▸ Written task: Using the records that follow, copy every line containing the word "object".

▸ Data for the task:
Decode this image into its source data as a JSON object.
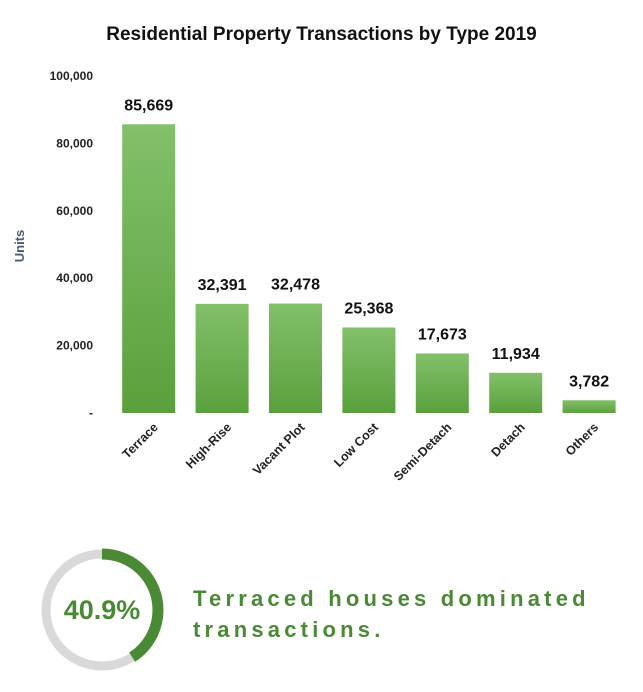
{
  "chart_data": {
    "type": "bar",
    "title": "Residential Property Transactions by Type 2019",
    "ylabel": "Units",
    "xlabel": "",
    "categories": [
      "Terrace",
      "High-Rise",
      "Vacant Plot",
      "Low Cost",
      "Semi-Detach",
      "Detach",
      "Others"
    ],
    "values": [
      85669,
      32391,
      32478,
      25368,
      17673,
      11934,
      3782
    ],
    "data_labels": [
      "85,669",
      "32,391",
      "32,478",
      "25,368",
      "17,673",
      "11,934",
      "3,782"
    ],
    "ylim": [
      0,
      100000
    ],
    "y_ticks": [
      0,
      20000,
      40000,
      60000,
      80000,
      100000
    ],
    "y_tick_labels": [
      "-",
      "20,000",
      "40,000",
      "60,000",
      "80,000",
      "100,000"
    ],
    "grid": false,
    "legend": "none",
    "bar_color": "#6ab04c"
  },
  "highlight": {
    "percent": 40.9,
    "percent_label": "40.9%",
    "text": "Terraced houses dominated transactions.",
    "ring_color": "#4a8a35",
    "track_color": "#d9d9d9"
  }
}
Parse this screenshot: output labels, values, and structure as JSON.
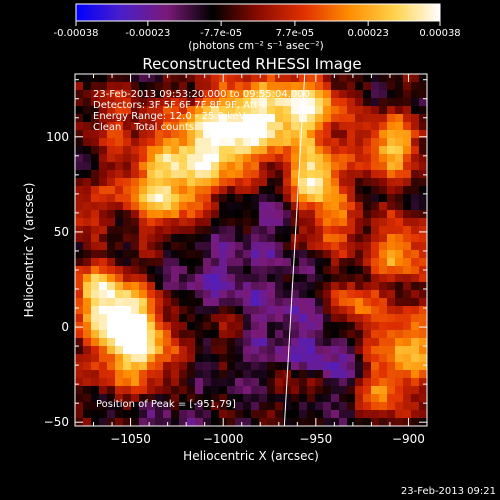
{
  "colorbar": {
    "tick_labels": [
      "-0.00038",
      "-0.00023",
      "-7.7e-05",
      "7.7e-05",
      "0.00023",
      "0.00038"
    ],
    "tick_values": [
      -0.00038,
      -0.00023,
      -7.7e-05,
      7.7e-05,
      0.00023,
      0.00038
    ],
    "range": [
      -0.00038,
      0.00038
    ],
    "units": "(photons cm⁻² s⁻¹ asec⁻²)",
    "colors": [
      "#0000ff",
      "#4a1fc8",
      "#7a1a78",
      "#000000",
      "#8a0a00",
      "#e03000",
      "#ff8c00",
      "#ffd24a",
      "#ffffff"
    ]
  },
  "chart_data": {
    "type": "heatmap",
    "title": "Reconstructed RHESSI Image",
    "xlabel": "Heliocentric X (arcsec)",
    "ylabel": "Heliocentric Y (arcsec)",
    "xlim": [
      -1080,
      -890
    ],
    "ylim": [
      -52,
      133
    ],
    "x_ticks": [
      -1050,
      -1000,
      -950,
      -900
    ],
    "y_ticks": [
      -50,
      0,
      50,
      100
    ],
    "x_tick_labels": [
      "−1050",
      "−1000",
      "−950",
      "−900"
    ],
    "y_tick_labels": [
      "−50",
      "0",
      "50",
      "100"
    ],
    "peak": [
      -951,
      79
    ],
    "limb_line": [
      [
        -967,
        -52
      ],
      [
        -956,
        133
      ]
    ],
    "annotations": [
      "23-Feb-2013 09:53:20.000 to 09:55:04.000",
      "Detectors: 3F 5F 6F 7F 8F 9F, Att 0",
      "Energy Range: 12.0 - 25.0 keV",
      "Clean    Total counts: 1.74E+04",
      "Position of Peak = [-951,79]"
    ],
    "hot_spots": [
      {
        "x": -1053,
        "y": 3,
        "sigma": 14,
        "value": 0.00036
      },
      {
        "x": -1045,
        "y": -15,
        "sigma": 16,
        "value": 0.0003
      },
      {
        "x": -1068,
        "y": 20,
        "sigma": 12,
        "value": 0.00026
      },
      {
        "x": -1035,
        "y": 70,
        "sigma": 16,
        "value": 0.00032
      },
      {
        "x": -1010,
        "y": 95,
        "sigma": 18,
        "value": 0.00034
      },
      {
        "x": -985,
        "y": 108,
        "sigma": 15,
        "value": 0.00034
      },
      {
        "x": -955,
        "y": 115,
        "sigma": 14,
        "value": 0.00036
      },
      {
        "x": -951,
        "y": 79,
        "sigma": 10,
        "value": 0.0004
      },
      {
        "x": -945,
        "y": 55,
        "sigma": 12,
        "value": 0.00025
      },
      {
        "x": -910,
        "y": 95,
        "sigma": 12,
        "value": 0.00033
      },
      {
        "x": -905,
        "y": 40,
        "sigma": 12,
        "value": 0.00027
      },
      {
        "x": -930,
        "y": 10,
        "sigma": 10,
        "value": 0.00024
      },
      {
        "x": -900,
        "y": -10,
        "sigma": 14,
        "value": 0.00031
      },
      {
        "x": -915,
        "y": -35,
        "sigma": 10,
        "value": 0.00022
      },
      {
        "x": -960,
        "y": -30,
        "sigma": 10,
        "value": 0.00015
      },
      {
        "x": -1000,
        "y": 0,
        "sigma": 9,
        "value": 0.00016
      },
      {
        "x": -1060,
        "y": 110,
        "sigma": 12,
        "value": 0.00012
      },
      {
        "x": -1075,
        "y": 60,
        "sigma": 10,
        "value": 0.00017
      }
    ],
    "cold_spots": [
      {
        "x": -1000,
        "y": 20,
        "sigma": 28,
        "value": -0.00018
      },
      {
        "x": -950,
        "y": -15,
        "sigma": 18,
        "value": -0.00026
      },
      {
        "x": -965,
        "y": 60,
        "sigma": 14,
        "value": -0.00015
      },
      {
        "x": -1060,
        "y": 50,
        "sigma": 12,
        "value": -0.00012
      },
      {
        "x": -1035,
        "y": -40,
        "sigma": 14,
        "value": -0.00014
      }
    ],
    "background_value": -9e-05
  },
  "footer_timestamp": "23-Feb-2013 09:21"
}
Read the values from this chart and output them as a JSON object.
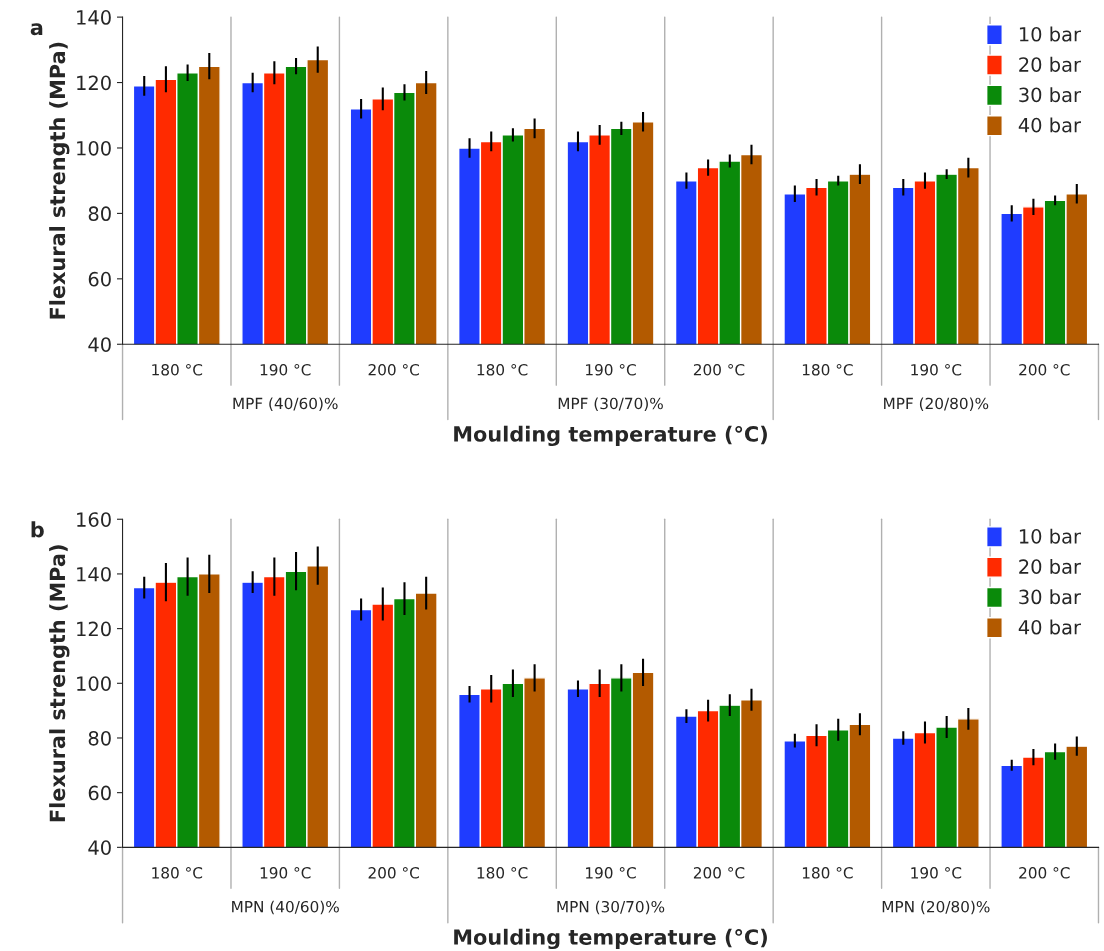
{
  "chart_data": [
    {
      "type": "bar",
      "title": "a",
      "xlabel": "Moulding temperature (°C)",
      "ylabel": "Flexural strength (MPa)",
      "categories": [
        "180 °C",
        "190 °C",
        "200 °C",
        "180 °C",
        "190 °C",
        "200 °C",
        "180 °C",
        "190 °C",
        "200 °C"
      ],
      "annotations": [
        "MPF (40/60)%",
        "MPF (30/70)%",
        "MPF (20/80)%"
      ],
      "series": [
        {
          "name": "10 bar",
          "color": "#1f3cff",
          "values": [
            119,
            120,
            112,
            100,
            102,
            90,
            86,
            88,
            80
          ],
          "errors": [
            3,
            3,
            3,
            3,
            3,
            2.5,
            2.5,
            2.5,
            2.5
          ]
        },
        {
          "name": "20 bar",
          "color": "#ff2a00",
          "values": [
            121,
            123,
            115,
            102,
            104,
            94,
            88,
            90,
            82
          ],
          "errors": [
            4,
            3.5,
            3.5,
            3,
            3,
            2.5,
            2.5,
            2.5,
            2.5
          ]
        },
        {
          "name": "30 bar",
          "color": "#0a8a0a",
          "values": [
            123,
            125,
            117,
            104,
            106,
            96,
            90,
            92,
            84
          ],
          "errors": [
            2.5,
            2.5,
            2.5,
            2,
            2,
            2,
            1.5,
            1.5,
            1.5
          ]
        },
        {
          "name": "40 bar",
          "color": "#b35a00",
          "values": [
            125,
            127,
            120,
            106,
            108,
            98,
            92,
            94,
            86
          ],
          "errors": [
            4,
            4,
            3.5,
            3,
            3,
            3,
            3,
            3,
            3
          ]
        }
      ],
      "ylim": [
        40,
        140
      ],
      "yticks": [
        40,
        60,
        80,
        100,
        120,
        140
      ],
      "legend": "top right",
      "grid": false
    },
    {
      "type": "bar",
      "title": "b",
      "xlabel": "Moulding temperature (°C)",
      "ylabel": "Flexural strength (MPa)",
      "categories": [
        "180 °C",
        "190 °C",
        "200 °C",
        "180 °C",
        "190 °C",
        "200 °C",
        "180 °C",
        "190 °C",
        "200 °C"
      ],
      "annotations": [
        "MPN (40/60)%",
        "MPN (30/70)%",
        "MPN (20/80)%"
      ],
      "series": [
        {
          "name": "10 bar",
          "color": "#1f3cff",
          "values": [
            135,
            137,
            127,
            96,
            98,
            88,
            79,
            80,
            70
          ],
          "errors": [
            4,
            4,
            4,
            3,
            3,
            2.5,
            2.5,
            2.5,
            2
          ]
        },
        {
          "name": "20 bar",
          "color": "#ff2a00",
          "values": [
            137,
            139,
            129,
            98,
            100,
            90,
            81,
            82,
            73
          ],
          "errors": [
            7,
            7,
            6,
            5,
            5,
            4,
            4,
            4,
            3
          ]
        },
        {
          "name": "30 bar",
          "color": "#0a8a0a",
          "values": [
            139,
            141,
            131,
            100,
            102,
            92,
            83,
            84,
            75
          ],
          "errors": [
            7,
            7,
            6,
            5,
            5,
            4,
            4,
            4,
            3
          ]
        },
        {
          "name": "40 bar",
          "color": "#b35a00",
          "values": [
            140,
            143,
            133,
            102,
            104,
            94,
            85,
            87,
            77
          ],
          "errors": [
            7,
            7,
            6,
            5,
            5,
            4,
            4,
            4,
            3.5
          ]
        }
      ],
      "ylim": [
        40,
        160
      ],
      "yticks": [
        40,
        60,
        80,
        100,
        120,
        140,
        160
      ],
      "legend": "top right",
      "grid": false
    }
  ]
}
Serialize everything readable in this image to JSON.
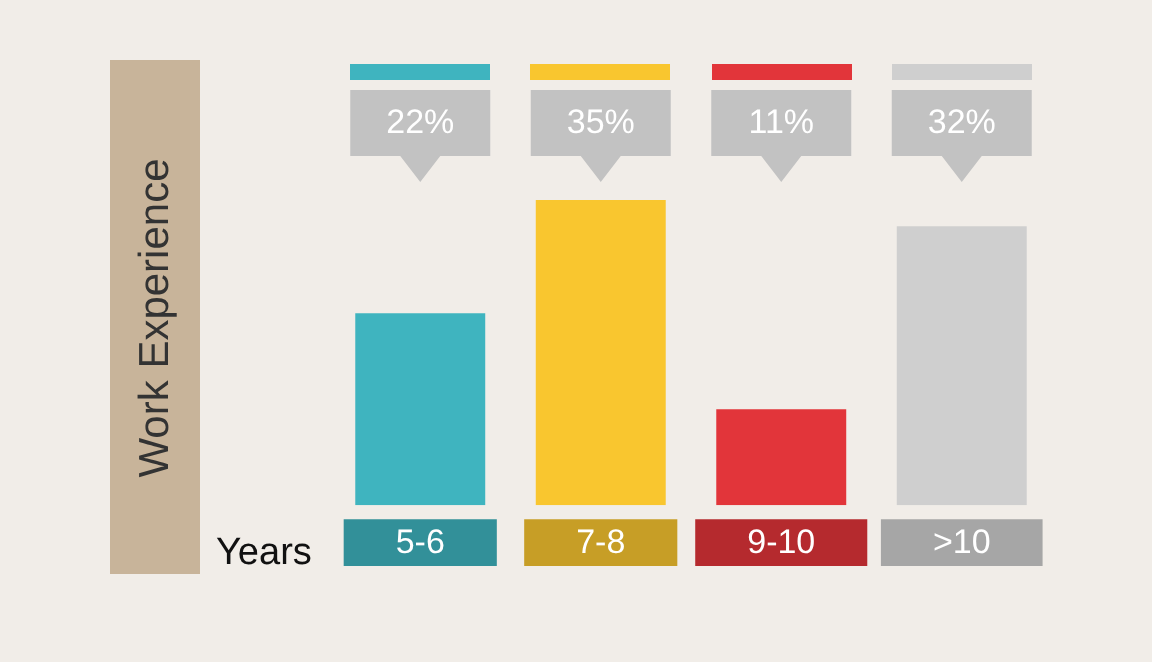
{
  "chart_data": {
    "type": "bar",
    "xlabel": "Years",
    "ylabel": "Work Experience",
    "categories": [
      "5-6",
      "7-8",
      "9-10",
      ">10"
    ],
    "values": [
      22,
      35,
      11,
      32
    ],
    "colors": [
      "#3fb4bf",
      "#f9c62f",
      "#e2353a",
      "#cfcfcf"
    ],
    "value_labels": [
      "22%",
      "35%",
      "11%",
      "32%"
    ]
  }
}
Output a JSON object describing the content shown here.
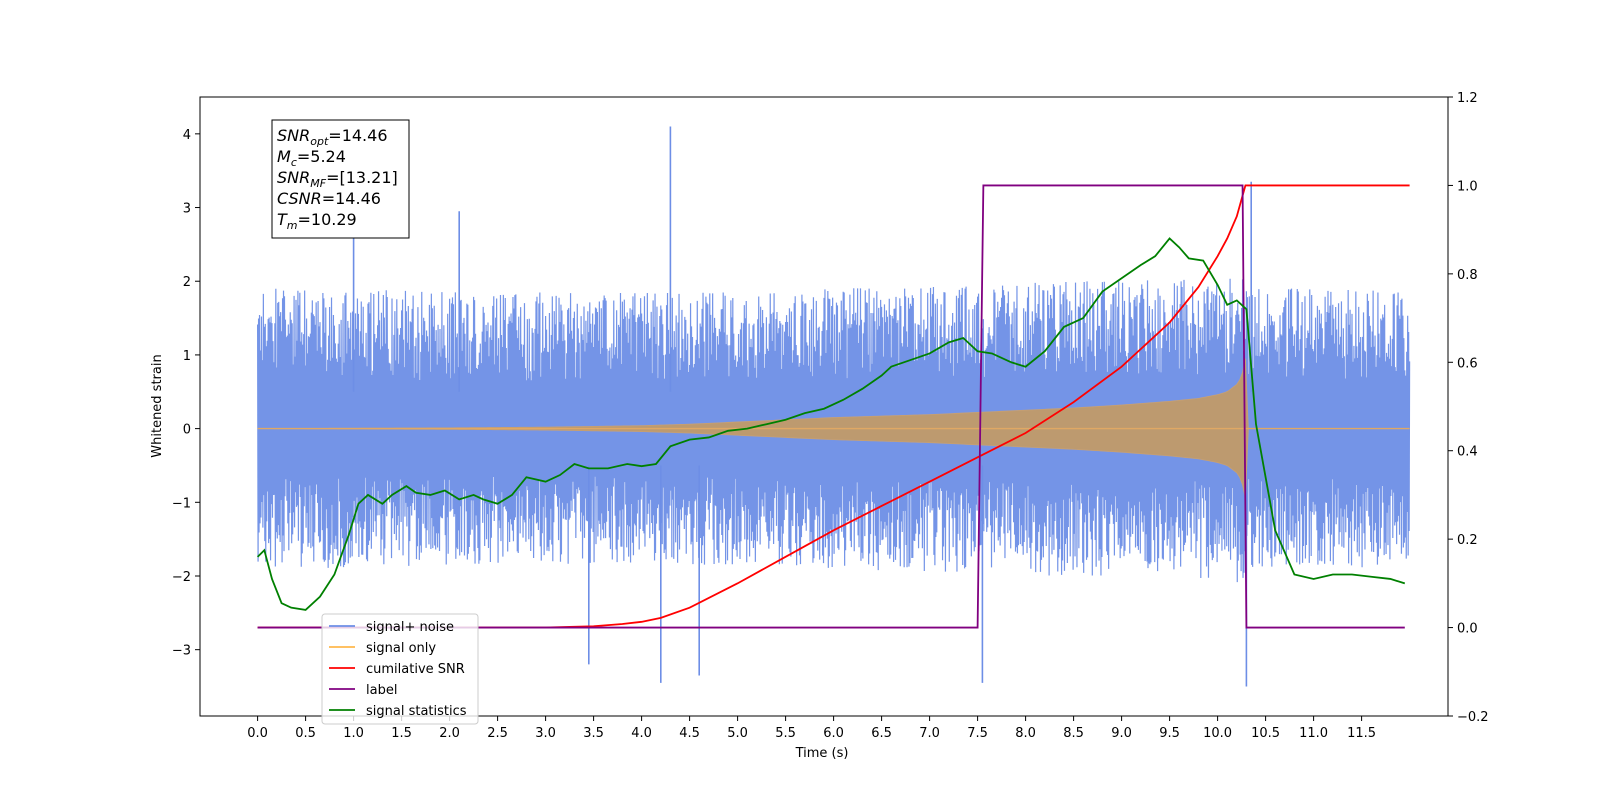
{
  "chart_data": {
    "type": "line",
    "title": "",
    "xlabel": "Time (s)",
    "ylabel": "Whitened strain",
    "y2label": "",
    "xlim": [
      -0.6,
      12.4
    ],
    "ylim": [
      -3.9,
      4.5
    ],
    "y2lim": [
      -0.2,
      1.2
    ],
    "x_ticks": [
      0.0,
      0.5,
      1.0,
      1.5,
      2.0,
      2.5,
      3.0,
      3.5,
      4.0,
      4.5,
      5.0,
      5.5,
      6.0,
      6.5,
      7.0,
      7.5,
      8.0,
      8.5,
      9.0,
      9.5,
      10.0,
      10.5,
      11.0,
      11.5
    ],
    "x_tick_labels": [
      "0.0",
      "0.5",
      "1.0",
      "1.5",
      "2.0",
      "2.5",
      "3.0",
      "3.5",
      "4.0",
      "4.5",
      "5.0",
      "5.5",
      "6.0",
      "6.5",
      "7.0",
      "7.5",
      "8.0",
      "8.5",
      "9.0",
      "9.5",
      "10.0",
      "10.5",
      "11.0",
      "11.5"
    ],
    "y_ticks": [
      -3,
      -2,
      -1,
      0,
      1,
      2,
      3,
      4
    ],
    "y_tick_labels": [
      "−3",
      "−2",
      "−1",
      "0",
      "1",
      "2",
      "3",
      "4"
    ],
    "y2_ticks": [
      -0.2,
      0.0,
      0.2,
      0.4,
      0.6,
      0.8,
      1.0,
      1.2
    ],
    "y2_tick_labels": [
      "−0.2",
      "0.0",
      "0.2",
      "0.4",
      "0.6",
      "0.8",
      "1.0",
      "1.2"
    ],
    "grid": false,
    "legend_position": "lower-left",
    "annotation": [
      {
        "main": "SNR",
        "sub": "opt",
        "rest": "=14.46"
      },
      {
        "main": "M",
        "sub": "c",
        "rest": "=5.24"
      },
      {
        "main": "SNR",
        "sub": "MF",
        "rest": "=[13.21]"
      },
      {
        "main": "CSNR",
        "sub": "",
        "rest": "=14.46"
      },
      {
        "main": "T",
        "sub": "m",
        "rest": "=10.29"
      }
    ],
    "series": [
      {
        "name": "signal+ noise",
        "color": "#6d8ee6",
        "axis": "left",
        "kind": "noise",
        "x_range": [
          0.0,
          12.0
        ],
        "envelope_x": [
          0.0,
          1.0,
          2.0,
          3.0,
          4.0,
          5.0,
          6.0,
          7.0,
          8.0,
          9.0,
          10.0,
          10.29,
          10.3,
          12.0
        ],
        "envelope_upper": [
          1.9,
          1.9,
          1.85,
          1.85,
          1.85,
          1.85,
          1.9,
          1.95,
          2.0,
          2.0,
          2.05,
          2.1,
          1.9,
          1.9
        ],
        "envelope_lower": [
          -1.9,
          -1.9,
          -1.85,
          -1.85,
          -1.85,
          -1.85,
          -1.9,
          -1.95,
          -2.0,
          -2.0,
          -2.05,
          -2.1,
          -1.9,
          -1.9
        ],
        "spikes_x": [
          4.3,
          1.0,
          2.1,
          10.35,
          7.55,
          10.3,
          4.2,
          4.6,
          3.45
        ],
        "spikes_y": [
          4.1,
          3.05,
          2.95,
          3.35,
          -3.45,
          -3.5,
          -3.45,
          -3.35,
          -3.2
        ]
      },
      {
        "name": "signal only",
        "color": "#ffb84d",
        "axis": "left",
        "kind": "chirp",
        "x": [
          0.0,
          1.0,
          2.0,
          3.0,
          4.0,
          4.5,
          5.0,
          5.5,
          6.0,
          6.5,
          7.0,
          7.5,
          8.0,
          8.5,
          9.0,
          9.5,
          9.8,
          10.0,
          10.1,
          10.2,
          10.25,
          10.29,
          10.3,
          12.0
        ],
        "amplitude": [
          0.0,
          0.005,
          0.01,
          0.02,
          0.04,
          0.06,
          0.09,
          0.12,
          0.15,
          0.17,
          0.19,
          0.22,
          0.25,
          0.28,
          0.32,
          0.37,
          0.41,
          0.46,
          0.5,
          0.6,
          0.7,
          0.95,
          0.0,
          0.0
        ]
      },
      {
        "name": "cumilative SNR",
        "color": "#ff0000",
        "axis": "right",
        "x": [
          0.0,
          2.0,
          3.0,
          3.5,
          3.8,
          4.0,
          4.2,
          4.5,
          5.0,
          5.5,
          6.0,
          6.5,
          7.0,
          7.5,
          8.0,
          8.5,
          9.0,
          9.5,
          9.8,
          10.0,
          10.1,
          10.2,
          10.29,
          10.3,
          12.0
        ],
        "values": [
          0.0,
          0.0,
          0.0,
          0.003,
          0.008,
          0.013,
          0.022,
          0.045,
          0.1,
          0.16,
          0.22,
          0.275,
          0.33,
          0.385,
          0.44,
          0.51,
          0.59,
          0.69,
          0.77,
          0.84,
          0.88,
          0.93,
          1.0,
          1.0,
          1.0
        ]
      },
      {
        "name": "label",
        "color": "#800080",
        "axis": "right",
        "x": [
          0.0,
          7.5,
          7.56,
          10.26,
          10.3,
          11.95
        ],
        "values": [
          0.0,
          0.0,
          1.0,
          1.0,
          0.0,
          0.0
        ]
      },
      {
        "name": "signal statistics",
        "color": "#008000",
        "axis": "right",
        "x": [
          0.0,
          0.07,
          0.15,
          0.25,
          0.35,
          0.5,
          0.65,
          0.8,
          0.95,
          1.05,
          1.15,
          1.3,
          1.4,
          1.55,
          1.65,
          1.8,
          1.95,
          2.1,
          2.25,
          2.35,
          2.5,
          2.65,
          2.8,
          3.0,
          3.15,
          3.3,
          3.45,
          3.65,
          3.85,
          4.0,
          4.15,
          4.3,
          4.5,
          4.7,
          4.9,
          5.1,
          5.3,
          5.5,
          5.7,
          5.9,
          6.1,
          6.3,
          6.5,
          6.6,
          6.8,
          7.0,
          7.2,
          7.35,
          7.5,
          7.65,
          7.85,
          8.0,
          8.2,
          8.4,
          8.6,
          8.8,
          9.0,
          9.2,
          9.35,
          9.5,
          9.6,
          9.7,
          9.85,
          10.0,
          10.1,
          10.2,
          10.3,
          10.4,
          10.6,
          10.8,
          11.0,
          11.2,
          11.4,
          11.6,
          11.8,
          11.95
        ],
        "values": [
          0.16,
          0.175,
          0.11,
          0.055,
          0.045,
          0.04,
          0.07,
          0.12,
          0.21,
          0.28,
          0.3,
          0.28,
          0.3,
          0.32,
          0.305,
          0.3,
          0.31,
          0.29,
          0.3,
          0.29,
          0.28,
          0.3,
          0.34,
          0.33,
          0.345,
          0.37,
          0.36,
          0.36,
          0.37,
          0.365,
          0.37,
          0.41,
          0.425,
          0.43,
          0.445,
          0.45,
          0.46,
          0.47,
          0.485,
          0.495,
          0.515,
          0.54,
          0.57,
          0.59,
          0.605,
          0.62,
          0.645,
          0.655,
          0.625,
          0.62,
          0.6,
          0.59,
          0.625,
          0.68,
          0.7,
          0.76,
          0.79,
          0.82,
          0.84,
          0.88,
          0.86,
          0.835,
          0.83,
          0.775,
          0.73,
          0.74,
          0.72,
          0.46,
          0.22,
          0.12,
          0.11,
          0.12,
          0.12,
          0.115,
          0.11,
          0.1
        ]
      }
    ]
  }
}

▸ Reply to the exercise:
Decode this image into its source data as a JSON object.
Read the values from this chart and output them as a JSON object.
Output a JSON object describing the content shown here.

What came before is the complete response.